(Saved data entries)
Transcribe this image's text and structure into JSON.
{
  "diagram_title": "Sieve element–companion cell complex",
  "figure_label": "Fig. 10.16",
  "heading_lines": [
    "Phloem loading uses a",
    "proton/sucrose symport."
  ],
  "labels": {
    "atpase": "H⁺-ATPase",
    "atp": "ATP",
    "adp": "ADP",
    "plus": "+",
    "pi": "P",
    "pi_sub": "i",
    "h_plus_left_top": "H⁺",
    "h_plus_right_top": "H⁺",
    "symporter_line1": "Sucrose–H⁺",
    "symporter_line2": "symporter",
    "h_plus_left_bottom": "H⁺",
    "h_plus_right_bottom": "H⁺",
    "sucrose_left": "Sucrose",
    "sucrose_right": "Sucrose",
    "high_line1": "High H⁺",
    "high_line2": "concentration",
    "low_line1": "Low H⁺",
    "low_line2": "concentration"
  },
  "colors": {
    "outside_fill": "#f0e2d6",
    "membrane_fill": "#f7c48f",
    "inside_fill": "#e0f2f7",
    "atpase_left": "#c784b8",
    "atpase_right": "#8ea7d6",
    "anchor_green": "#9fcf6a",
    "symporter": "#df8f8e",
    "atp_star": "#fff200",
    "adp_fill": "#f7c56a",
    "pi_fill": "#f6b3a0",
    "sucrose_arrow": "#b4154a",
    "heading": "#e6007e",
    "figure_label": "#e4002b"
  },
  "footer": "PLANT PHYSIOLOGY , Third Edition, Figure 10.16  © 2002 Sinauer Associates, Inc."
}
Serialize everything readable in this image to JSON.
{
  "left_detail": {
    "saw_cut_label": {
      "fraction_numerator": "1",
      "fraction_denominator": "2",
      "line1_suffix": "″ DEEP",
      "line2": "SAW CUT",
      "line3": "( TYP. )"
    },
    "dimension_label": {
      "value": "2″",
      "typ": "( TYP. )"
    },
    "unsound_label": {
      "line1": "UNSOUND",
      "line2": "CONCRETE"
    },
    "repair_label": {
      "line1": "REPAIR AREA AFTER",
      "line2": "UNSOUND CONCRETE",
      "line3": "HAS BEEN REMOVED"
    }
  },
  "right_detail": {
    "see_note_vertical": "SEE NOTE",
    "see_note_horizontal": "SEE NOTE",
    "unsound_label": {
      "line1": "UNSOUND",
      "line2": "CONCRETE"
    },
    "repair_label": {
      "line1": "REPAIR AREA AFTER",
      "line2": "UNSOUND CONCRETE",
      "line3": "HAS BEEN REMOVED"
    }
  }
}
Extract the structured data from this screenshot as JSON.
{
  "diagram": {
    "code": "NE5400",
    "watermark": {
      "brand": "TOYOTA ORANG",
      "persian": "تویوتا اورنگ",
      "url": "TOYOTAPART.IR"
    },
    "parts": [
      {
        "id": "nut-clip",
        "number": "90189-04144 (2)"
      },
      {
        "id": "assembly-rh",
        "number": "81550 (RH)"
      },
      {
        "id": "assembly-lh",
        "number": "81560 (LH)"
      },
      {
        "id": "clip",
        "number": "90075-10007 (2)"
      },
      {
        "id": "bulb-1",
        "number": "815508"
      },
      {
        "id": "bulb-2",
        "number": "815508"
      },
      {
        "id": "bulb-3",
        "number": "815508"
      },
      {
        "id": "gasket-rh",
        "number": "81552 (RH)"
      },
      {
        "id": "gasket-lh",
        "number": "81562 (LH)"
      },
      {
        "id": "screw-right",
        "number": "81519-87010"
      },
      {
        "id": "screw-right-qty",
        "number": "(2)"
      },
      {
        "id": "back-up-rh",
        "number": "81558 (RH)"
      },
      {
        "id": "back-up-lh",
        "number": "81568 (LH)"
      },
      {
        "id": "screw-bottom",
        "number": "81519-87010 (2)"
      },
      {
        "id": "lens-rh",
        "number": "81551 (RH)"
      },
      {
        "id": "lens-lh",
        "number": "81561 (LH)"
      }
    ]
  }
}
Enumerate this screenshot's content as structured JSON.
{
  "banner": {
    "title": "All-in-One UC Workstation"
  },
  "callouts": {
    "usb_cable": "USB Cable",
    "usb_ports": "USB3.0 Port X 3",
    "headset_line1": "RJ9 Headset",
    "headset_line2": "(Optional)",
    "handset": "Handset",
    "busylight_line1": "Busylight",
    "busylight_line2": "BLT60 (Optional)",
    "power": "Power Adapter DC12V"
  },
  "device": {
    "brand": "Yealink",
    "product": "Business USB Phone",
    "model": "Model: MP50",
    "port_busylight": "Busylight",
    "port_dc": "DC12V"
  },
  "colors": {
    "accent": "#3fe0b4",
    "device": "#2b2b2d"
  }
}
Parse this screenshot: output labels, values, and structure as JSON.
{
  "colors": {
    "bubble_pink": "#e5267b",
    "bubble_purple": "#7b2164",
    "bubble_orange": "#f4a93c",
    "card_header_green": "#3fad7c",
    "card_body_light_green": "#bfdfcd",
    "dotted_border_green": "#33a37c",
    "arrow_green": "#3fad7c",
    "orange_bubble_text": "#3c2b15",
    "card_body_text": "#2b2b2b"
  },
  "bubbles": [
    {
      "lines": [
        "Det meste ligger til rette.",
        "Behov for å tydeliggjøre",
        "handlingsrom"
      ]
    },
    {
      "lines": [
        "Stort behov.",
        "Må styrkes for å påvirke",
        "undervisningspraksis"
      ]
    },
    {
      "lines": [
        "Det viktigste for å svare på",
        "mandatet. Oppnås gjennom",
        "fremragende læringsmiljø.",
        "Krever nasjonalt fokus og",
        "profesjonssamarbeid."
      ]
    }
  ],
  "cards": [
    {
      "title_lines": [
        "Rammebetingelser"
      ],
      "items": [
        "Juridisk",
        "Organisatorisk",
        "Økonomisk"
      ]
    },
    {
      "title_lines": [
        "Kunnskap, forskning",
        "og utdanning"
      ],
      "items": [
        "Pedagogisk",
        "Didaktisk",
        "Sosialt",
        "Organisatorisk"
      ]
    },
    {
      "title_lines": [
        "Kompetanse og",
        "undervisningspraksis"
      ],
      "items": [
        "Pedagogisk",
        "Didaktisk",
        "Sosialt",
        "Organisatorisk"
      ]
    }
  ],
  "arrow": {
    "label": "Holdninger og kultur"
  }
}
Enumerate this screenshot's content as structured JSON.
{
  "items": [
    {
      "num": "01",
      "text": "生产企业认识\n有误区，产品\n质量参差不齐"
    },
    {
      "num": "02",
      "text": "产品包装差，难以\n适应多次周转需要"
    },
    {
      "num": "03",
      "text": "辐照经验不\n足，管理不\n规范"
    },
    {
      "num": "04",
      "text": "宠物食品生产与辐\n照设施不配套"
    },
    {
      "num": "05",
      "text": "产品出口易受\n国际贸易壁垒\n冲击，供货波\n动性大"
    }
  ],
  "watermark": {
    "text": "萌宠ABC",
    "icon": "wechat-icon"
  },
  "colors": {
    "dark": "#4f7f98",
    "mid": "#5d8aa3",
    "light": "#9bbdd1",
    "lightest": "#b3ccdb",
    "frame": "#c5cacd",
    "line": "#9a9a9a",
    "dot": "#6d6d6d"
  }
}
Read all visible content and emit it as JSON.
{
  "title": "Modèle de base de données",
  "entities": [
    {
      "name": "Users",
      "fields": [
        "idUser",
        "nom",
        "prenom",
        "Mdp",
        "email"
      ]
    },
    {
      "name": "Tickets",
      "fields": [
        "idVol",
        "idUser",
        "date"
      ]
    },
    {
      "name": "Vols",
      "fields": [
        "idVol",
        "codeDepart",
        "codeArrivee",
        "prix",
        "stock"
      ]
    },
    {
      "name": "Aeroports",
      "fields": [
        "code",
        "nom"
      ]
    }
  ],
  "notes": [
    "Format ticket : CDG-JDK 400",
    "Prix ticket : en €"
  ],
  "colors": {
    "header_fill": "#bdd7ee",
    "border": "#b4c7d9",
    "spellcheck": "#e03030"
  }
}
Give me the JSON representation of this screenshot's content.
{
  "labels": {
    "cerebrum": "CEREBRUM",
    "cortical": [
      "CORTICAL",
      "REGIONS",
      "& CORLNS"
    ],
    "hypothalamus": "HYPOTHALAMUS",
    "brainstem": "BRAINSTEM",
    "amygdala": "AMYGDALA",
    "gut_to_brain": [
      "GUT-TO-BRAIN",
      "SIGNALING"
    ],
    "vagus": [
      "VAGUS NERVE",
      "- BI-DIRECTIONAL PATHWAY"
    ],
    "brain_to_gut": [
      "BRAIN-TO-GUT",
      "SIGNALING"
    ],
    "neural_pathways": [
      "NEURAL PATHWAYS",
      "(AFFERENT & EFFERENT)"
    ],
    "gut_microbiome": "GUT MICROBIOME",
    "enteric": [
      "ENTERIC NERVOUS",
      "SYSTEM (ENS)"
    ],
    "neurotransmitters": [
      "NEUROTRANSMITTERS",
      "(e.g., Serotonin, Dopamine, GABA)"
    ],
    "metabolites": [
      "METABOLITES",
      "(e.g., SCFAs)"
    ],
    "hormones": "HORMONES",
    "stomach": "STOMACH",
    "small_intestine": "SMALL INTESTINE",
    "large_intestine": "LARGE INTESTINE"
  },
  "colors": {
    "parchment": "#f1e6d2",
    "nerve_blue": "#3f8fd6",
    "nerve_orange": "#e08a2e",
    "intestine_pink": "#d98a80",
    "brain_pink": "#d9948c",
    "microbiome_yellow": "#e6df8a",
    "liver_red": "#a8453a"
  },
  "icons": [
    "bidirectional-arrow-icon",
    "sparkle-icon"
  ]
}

What to produce> Copy every line from the entries that contains the word "image".

Answer to this exercise>
Transcribe this image's text and structure into JSON.
Serialize everything readable in this image to JSON.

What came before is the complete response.